PROBLEM REQUIREMENTS → Report how many lines below contain the word "through". Give only the number.

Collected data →
=-=-=-=-=
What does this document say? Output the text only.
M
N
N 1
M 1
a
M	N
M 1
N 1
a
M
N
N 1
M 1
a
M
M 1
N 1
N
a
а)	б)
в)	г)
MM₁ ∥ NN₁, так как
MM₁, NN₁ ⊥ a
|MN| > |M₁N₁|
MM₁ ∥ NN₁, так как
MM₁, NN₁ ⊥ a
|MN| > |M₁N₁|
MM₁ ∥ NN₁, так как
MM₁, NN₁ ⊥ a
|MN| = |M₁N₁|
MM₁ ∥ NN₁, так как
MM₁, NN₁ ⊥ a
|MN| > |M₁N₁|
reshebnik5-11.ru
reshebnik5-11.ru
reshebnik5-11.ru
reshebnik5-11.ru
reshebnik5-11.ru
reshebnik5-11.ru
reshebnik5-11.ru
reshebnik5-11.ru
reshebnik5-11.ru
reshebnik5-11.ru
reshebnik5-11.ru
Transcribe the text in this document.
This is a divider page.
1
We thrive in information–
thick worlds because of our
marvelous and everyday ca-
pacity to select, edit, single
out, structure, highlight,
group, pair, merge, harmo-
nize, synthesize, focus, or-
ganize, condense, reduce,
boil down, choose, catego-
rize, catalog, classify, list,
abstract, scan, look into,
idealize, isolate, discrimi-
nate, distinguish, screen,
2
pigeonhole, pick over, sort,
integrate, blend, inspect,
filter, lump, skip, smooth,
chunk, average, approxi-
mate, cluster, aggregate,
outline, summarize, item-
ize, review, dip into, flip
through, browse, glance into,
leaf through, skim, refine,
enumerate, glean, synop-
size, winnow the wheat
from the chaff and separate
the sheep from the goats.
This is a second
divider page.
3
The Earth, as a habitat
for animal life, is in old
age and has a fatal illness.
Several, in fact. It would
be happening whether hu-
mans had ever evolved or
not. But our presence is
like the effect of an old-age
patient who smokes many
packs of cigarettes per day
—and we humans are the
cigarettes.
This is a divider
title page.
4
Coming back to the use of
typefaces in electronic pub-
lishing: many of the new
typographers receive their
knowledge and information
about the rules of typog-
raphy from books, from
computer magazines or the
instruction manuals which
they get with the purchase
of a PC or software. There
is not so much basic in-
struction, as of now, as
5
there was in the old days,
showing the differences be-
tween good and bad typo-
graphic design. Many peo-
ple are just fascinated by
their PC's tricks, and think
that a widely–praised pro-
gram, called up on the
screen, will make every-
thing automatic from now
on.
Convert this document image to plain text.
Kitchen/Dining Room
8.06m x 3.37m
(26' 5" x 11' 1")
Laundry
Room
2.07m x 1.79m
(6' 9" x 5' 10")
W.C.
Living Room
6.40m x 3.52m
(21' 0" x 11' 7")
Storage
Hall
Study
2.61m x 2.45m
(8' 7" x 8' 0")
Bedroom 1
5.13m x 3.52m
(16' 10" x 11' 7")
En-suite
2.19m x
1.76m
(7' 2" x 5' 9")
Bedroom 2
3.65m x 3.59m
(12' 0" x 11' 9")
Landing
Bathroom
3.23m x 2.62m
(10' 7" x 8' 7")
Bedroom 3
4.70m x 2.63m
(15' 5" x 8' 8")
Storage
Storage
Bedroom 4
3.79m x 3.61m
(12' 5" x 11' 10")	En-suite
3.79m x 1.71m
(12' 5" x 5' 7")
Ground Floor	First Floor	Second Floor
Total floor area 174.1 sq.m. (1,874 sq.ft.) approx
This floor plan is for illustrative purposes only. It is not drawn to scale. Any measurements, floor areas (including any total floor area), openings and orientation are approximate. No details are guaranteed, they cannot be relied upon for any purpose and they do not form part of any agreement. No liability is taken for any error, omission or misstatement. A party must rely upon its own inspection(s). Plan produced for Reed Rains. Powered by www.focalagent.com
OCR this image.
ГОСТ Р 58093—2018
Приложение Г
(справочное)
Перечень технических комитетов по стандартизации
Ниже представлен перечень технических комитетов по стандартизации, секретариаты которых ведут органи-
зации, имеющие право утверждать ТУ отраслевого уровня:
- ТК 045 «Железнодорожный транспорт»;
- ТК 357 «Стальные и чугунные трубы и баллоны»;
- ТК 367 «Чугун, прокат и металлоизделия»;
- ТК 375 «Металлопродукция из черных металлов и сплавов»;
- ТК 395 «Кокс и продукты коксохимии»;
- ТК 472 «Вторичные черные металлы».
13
=-=-=-=-=
ANSWER IN FULL → 2